ACTION ITEM =>
Tell how many lines in the data hold "Mitochondria", giving that figure alone.

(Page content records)
= = = = = = =

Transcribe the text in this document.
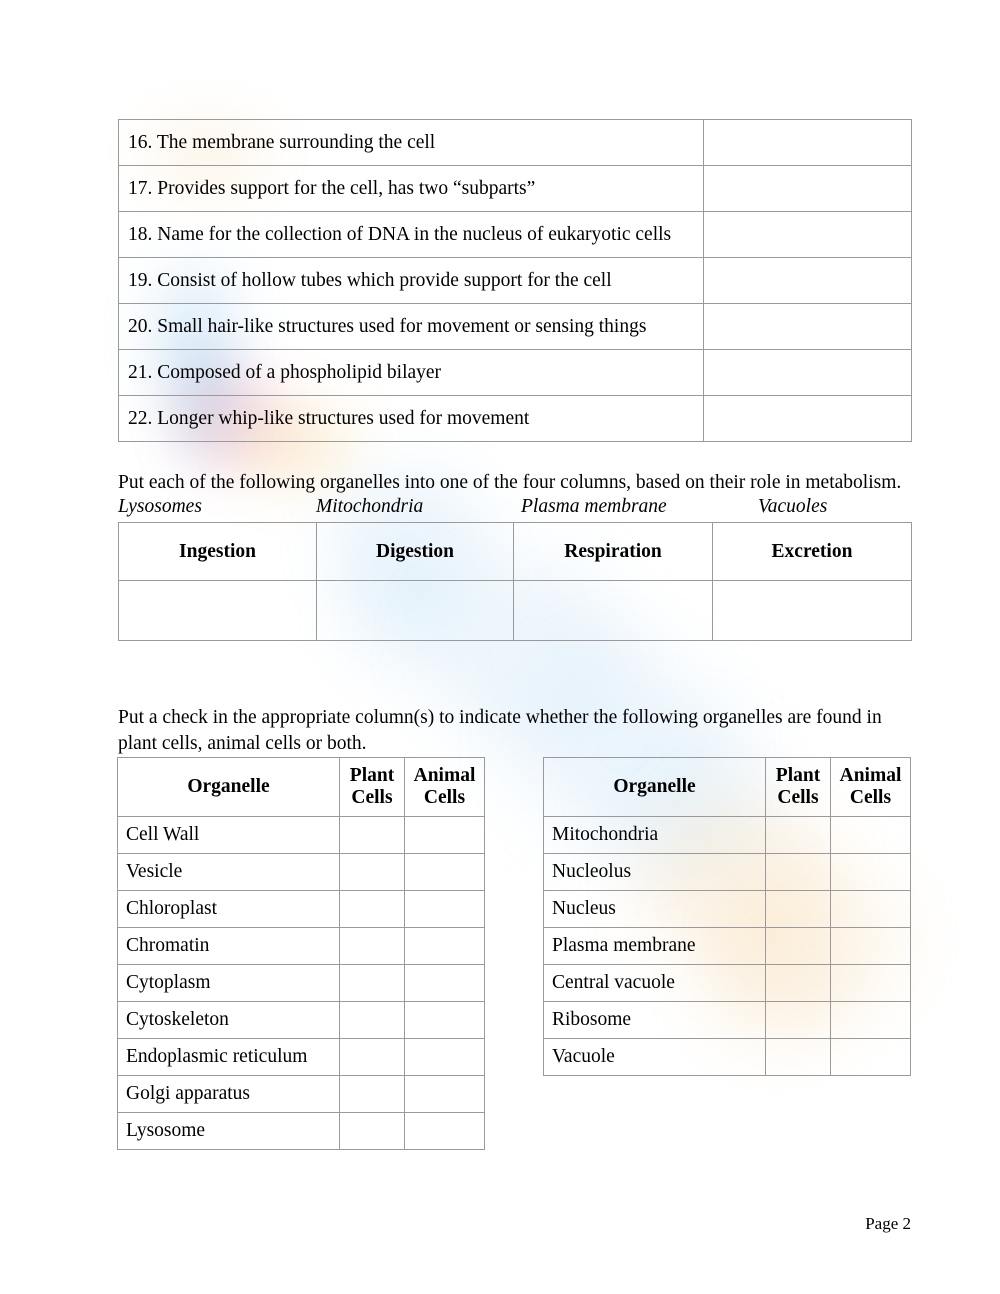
16. The membrane surrounding the cell	
17. Provides support for the cell, has two “subparts”	
18. Name for the collection of DNA in the nucleus of eukaryotic cells	
19. Consist of hollow tubes which provide support for the cell	
20. Small hair-like structures used for movement or sensing things	
21. Composed of a phospholipid bilayer	
22. Longer whip-like structures used for movement	
Put each of the following organelles into one of the four columns, based on their role in metabolism.
Lysosomes	Mitochondria	Plasma membrane	Vacuoles
Ingestion	Digestion	Respiration	Excretion

Put a check in the appropriate column(s) to indicate whether the following organelles are found in plant cells, animal cells or both.
Organelle	Plant Cells	Animal Cells
Cell Wall		
Vesicle		
Chloroplast		
Chromatin		
Cytoplasm		
Cytoskeleton		
Endoplasmic reticulum		
Golgi apparatus		
Lysosome		
Organelle	Plant Cells	Animal Cells
Mitochondria		
Nucleolus		
Nucleus		
Plasma membrane		
Central vacuole		
Ribosome		
Vacuole		
Page 2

= = = = = = =

TASK RESPONSE =>
2